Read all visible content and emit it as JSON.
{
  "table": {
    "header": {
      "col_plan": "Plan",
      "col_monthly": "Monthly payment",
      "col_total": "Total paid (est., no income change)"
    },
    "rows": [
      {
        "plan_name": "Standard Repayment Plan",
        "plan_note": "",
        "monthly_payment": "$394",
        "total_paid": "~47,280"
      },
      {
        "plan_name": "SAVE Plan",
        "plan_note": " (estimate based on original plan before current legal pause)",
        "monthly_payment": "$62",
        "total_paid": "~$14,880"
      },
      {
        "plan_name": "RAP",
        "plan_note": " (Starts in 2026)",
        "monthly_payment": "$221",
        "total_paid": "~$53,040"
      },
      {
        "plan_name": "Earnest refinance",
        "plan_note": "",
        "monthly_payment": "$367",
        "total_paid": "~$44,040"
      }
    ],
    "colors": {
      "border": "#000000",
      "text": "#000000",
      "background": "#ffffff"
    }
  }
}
::::::::::
**SHORT EXERCISE:** Reproduce the material verbatim, line by line.

**EXERCISE SOLUTION:**
Read all visible content and emit it as JSON.
{
  "table": {
    "header": {
      "col_plan": "Plan",
      "col_monthly": "Monthly payment",
      "col_total": "Total paid (est., no income change)"
    },
    "rows": [
      {
        "plan_name": "Standard Repayment Plan",
        "plan_note": "",
        "monthly_payment": "$394",
        "total_paid": "~47,280"
      },
      {
        "plan_name": "SAVE Plan",
        "plan_note": " (estimate based on original plan before current legal pause)",
        "monthly_payment": "$62",
        "total_paid": "~$14,880"
      },
      {
        "plan_name": "RAP",
        "plan_note": " (Starts in 2026)",
        "monthly_payment": "$221",
        "total_paid": "~$53,040"
      },
      {
        "plan_name": "Earnest refinance",
        "plan_note": "",
        "monthly_payment": "$367",
        "total_paid": "~$44,040"
      }
    ],
    "colors": {
      "border": "#000000",
      "text": "#000000",
      "background": "#ffffff"
    }
  }
}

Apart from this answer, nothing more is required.